■ **Source material**:
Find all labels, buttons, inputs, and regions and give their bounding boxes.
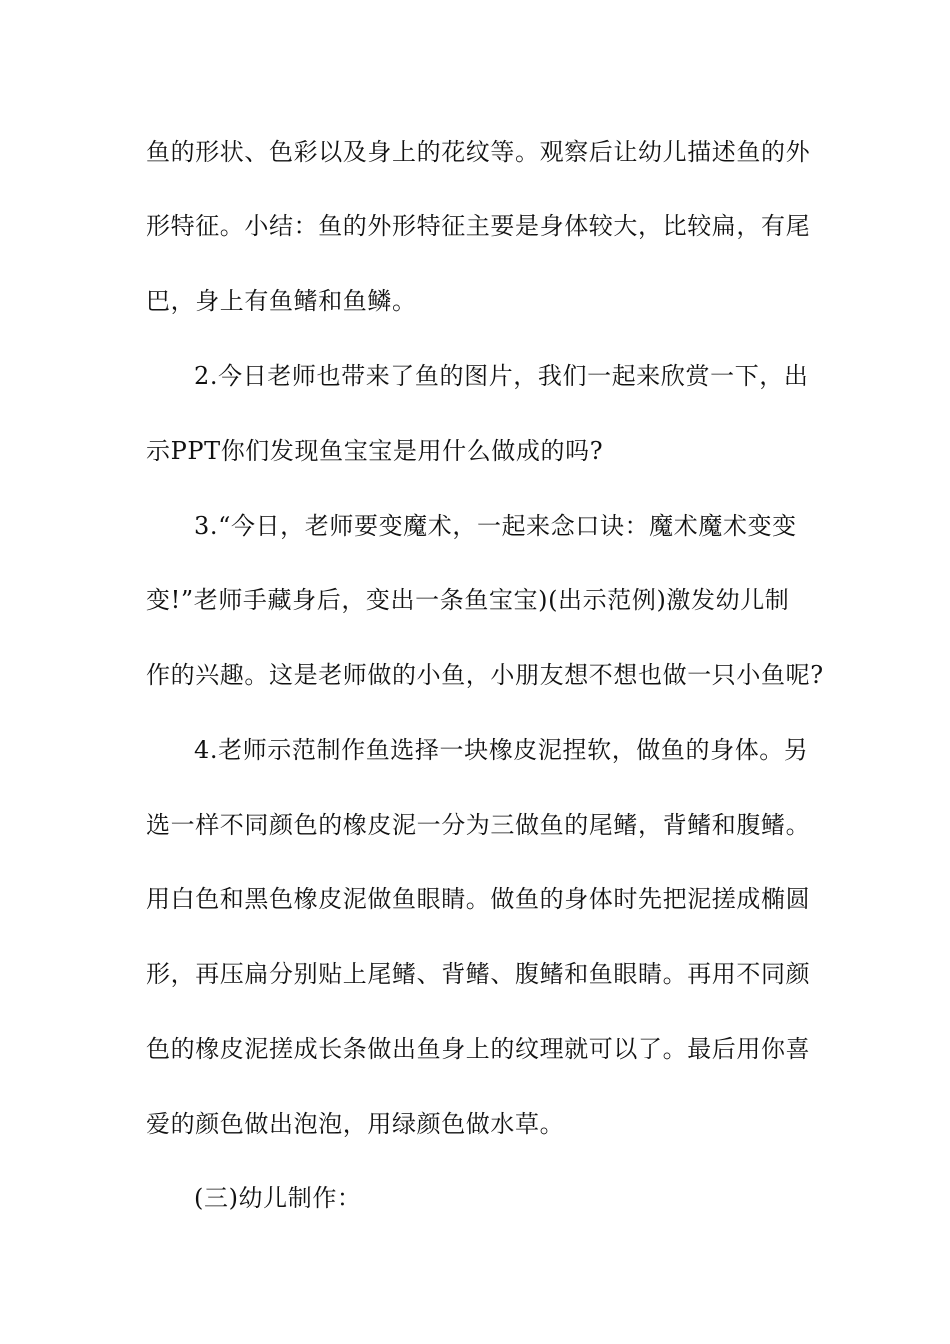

...

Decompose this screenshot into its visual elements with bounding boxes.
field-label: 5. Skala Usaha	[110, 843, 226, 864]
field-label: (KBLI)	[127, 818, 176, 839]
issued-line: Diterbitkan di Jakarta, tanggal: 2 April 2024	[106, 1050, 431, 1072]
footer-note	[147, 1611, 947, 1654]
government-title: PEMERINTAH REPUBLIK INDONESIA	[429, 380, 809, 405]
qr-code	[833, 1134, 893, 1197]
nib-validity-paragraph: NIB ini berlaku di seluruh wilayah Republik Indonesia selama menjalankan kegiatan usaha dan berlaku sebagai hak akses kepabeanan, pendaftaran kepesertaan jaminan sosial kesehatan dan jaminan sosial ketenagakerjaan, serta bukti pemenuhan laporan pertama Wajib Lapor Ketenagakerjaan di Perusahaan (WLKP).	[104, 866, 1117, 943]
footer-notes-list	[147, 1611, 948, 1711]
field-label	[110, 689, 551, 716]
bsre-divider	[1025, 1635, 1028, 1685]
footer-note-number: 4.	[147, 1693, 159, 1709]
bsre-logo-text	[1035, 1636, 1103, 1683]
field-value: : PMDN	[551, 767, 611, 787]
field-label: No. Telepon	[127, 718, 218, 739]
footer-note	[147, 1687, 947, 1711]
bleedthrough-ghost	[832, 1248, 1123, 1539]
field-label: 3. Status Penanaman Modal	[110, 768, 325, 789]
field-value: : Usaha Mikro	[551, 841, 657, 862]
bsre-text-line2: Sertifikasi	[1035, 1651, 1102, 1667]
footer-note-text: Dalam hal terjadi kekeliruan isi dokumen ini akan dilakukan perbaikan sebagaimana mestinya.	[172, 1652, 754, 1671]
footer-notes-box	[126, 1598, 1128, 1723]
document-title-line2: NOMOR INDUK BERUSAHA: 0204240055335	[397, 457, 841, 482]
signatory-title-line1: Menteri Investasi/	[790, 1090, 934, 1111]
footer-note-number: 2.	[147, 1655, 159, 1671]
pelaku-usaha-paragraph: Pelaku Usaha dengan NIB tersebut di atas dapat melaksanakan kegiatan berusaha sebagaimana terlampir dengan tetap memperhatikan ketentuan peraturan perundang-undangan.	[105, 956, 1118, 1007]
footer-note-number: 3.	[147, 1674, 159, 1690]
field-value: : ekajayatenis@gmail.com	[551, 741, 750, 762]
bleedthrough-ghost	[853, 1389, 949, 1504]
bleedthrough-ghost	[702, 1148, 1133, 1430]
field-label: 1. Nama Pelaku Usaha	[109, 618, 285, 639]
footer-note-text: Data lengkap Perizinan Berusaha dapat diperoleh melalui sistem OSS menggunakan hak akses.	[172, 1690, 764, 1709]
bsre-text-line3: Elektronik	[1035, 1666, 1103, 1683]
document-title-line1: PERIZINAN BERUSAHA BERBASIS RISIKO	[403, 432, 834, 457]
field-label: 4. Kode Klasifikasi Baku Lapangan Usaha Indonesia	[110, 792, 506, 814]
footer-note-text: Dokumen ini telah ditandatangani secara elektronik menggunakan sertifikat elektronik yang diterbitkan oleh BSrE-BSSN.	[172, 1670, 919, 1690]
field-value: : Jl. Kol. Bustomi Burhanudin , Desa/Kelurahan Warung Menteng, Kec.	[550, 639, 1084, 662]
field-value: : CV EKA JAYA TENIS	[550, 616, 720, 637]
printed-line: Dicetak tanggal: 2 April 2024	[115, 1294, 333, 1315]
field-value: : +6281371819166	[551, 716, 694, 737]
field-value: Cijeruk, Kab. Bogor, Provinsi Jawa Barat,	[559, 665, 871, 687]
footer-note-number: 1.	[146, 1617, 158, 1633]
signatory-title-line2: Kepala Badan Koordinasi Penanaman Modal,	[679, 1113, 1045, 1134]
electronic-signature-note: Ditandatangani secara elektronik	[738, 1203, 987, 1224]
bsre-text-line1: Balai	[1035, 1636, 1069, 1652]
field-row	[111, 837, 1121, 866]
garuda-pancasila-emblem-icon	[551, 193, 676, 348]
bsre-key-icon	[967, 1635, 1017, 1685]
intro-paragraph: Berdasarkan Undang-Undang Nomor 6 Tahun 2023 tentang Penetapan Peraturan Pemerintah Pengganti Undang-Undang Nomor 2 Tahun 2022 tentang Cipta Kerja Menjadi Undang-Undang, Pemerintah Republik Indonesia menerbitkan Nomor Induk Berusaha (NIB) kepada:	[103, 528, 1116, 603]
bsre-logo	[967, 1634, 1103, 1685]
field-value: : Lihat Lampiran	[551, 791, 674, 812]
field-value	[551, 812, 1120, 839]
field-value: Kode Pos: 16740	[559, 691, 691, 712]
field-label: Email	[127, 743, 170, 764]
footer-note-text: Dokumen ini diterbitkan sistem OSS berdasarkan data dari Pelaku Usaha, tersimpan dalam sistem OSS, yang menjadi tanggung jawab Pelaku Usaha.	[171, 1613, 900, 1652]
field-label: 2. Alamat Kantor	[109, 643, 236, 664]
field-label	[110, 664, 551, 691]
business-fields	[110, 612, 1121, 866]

...

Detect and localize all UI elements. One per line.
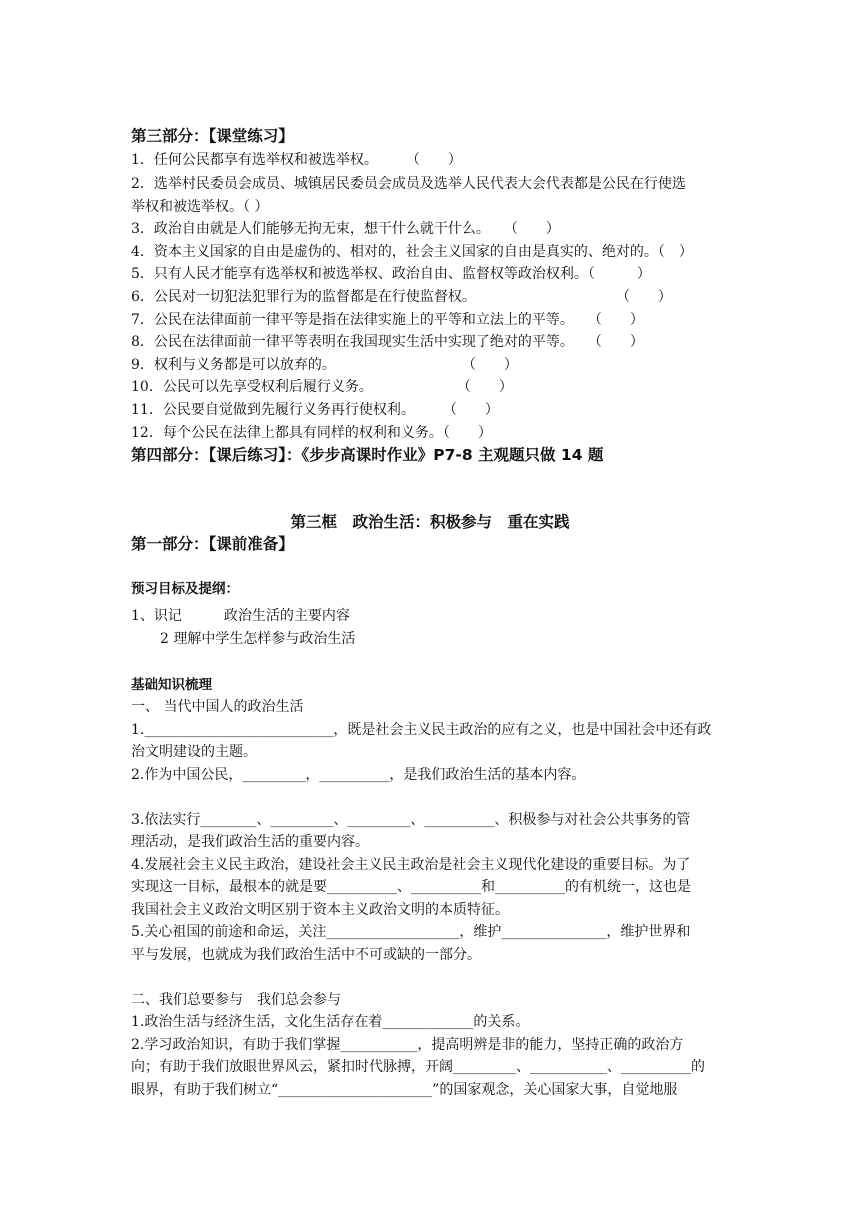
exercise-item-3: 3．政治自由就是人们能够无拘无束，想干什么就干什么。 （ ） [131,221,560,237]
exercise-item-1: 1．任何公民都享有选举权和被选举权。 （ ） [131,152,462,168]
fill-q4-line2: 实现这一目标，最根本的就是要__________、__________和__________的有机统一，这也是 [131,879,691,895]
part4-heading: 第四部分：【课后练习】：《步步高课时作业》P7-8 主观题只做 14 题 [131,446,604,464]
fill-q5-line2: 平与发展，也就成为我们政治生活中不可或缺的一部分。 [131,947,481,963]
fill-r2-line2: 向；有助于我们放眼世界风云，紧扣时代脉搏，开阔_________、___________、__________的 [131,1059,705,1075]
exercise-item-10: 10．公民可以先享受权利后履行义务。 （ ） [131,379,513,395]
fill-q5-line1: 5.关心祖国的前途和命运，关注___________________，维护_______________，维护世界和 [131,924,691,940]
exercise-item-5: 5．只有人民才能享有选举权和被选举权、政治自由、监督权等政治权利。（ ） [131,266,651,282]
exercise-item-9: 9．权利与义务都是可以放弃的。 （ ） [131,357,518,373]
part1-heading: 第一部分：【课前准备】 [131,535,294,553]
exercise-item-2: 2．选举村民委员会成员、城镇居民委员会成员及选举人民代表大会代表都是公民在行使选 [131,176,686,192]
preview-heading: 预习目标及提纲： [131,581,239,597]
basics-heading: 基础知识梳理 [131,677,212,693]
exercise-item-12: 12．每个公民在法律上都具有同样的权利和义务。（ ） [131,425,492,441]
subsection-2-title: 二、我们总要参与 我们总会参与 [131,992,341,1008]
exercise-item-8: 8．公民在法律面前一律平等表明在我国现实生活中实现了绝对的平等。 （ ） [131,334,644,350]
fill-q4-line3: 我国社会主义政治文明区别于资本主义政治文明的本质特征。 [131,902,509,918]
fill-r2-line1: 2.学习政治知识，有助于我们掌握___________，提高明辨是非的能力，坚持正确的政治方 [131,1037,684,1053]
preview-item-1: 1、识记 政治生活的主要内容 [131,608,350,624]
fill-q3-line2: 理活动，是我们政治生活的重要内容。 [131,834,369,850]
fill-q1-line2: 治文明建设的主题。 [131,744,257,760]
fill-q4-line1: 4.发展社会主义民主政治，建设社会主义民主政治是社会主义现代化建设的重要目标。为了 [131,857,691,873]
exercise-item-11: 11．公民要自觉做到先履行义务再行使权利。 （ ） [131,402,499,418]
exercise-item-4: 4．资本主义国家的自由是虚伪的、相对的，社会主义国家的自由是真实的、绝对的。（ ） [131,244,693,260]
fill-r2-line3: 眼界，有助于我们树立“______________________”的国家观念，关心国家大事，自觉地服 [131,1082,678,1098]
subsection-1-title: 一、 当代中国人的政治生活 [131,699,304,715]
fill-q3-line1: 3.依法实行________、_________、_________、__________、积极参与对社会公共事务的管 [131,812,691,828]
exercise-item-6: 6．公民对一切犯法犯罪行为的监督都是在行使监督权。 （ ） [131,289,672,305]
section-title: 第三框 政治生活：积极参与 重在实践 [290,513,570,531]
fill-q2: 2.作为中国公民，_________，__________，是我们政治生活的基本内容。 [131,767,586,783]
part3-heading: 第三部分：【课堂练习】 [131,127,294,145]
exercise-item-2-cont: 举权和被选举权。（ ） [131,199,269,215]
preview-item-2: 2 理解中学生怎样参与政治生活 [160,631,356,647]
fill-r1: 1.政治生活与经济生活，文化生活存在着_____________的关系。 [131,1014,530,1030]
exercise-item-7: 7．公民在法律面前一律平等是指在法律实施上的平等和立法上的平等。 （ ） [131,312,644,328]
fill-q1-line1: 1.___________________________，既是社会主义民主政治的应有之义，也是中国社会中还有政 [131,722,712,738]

■ **Given instruction**:
Copy out only the lines between the one holding "Decompose this screenshot" and the one holding "1134, 893, 1197]", inclusive, substituting "form-label" for "field-label" and leaving everything else unchanged.

■ **The result**:
Decompose this screenshot into its visual elements with bounding boxes.
form-label: 5. Skala Usaha	[110, 843, 226, 864]
form-label: (KBLI)	[127, 818, 176, 839]
issued-line: Diterbitkan di Jakarta, tanggal: 2 April 2024	[106, 1050, 431, 1072]
footer-note	[147, 1611, 947, 1654]
government-title: PEMERINTAH REPUBLIK INDONESIA	[429, 380, 809, 405]
qr-code	[833, 1134, 893, 1197]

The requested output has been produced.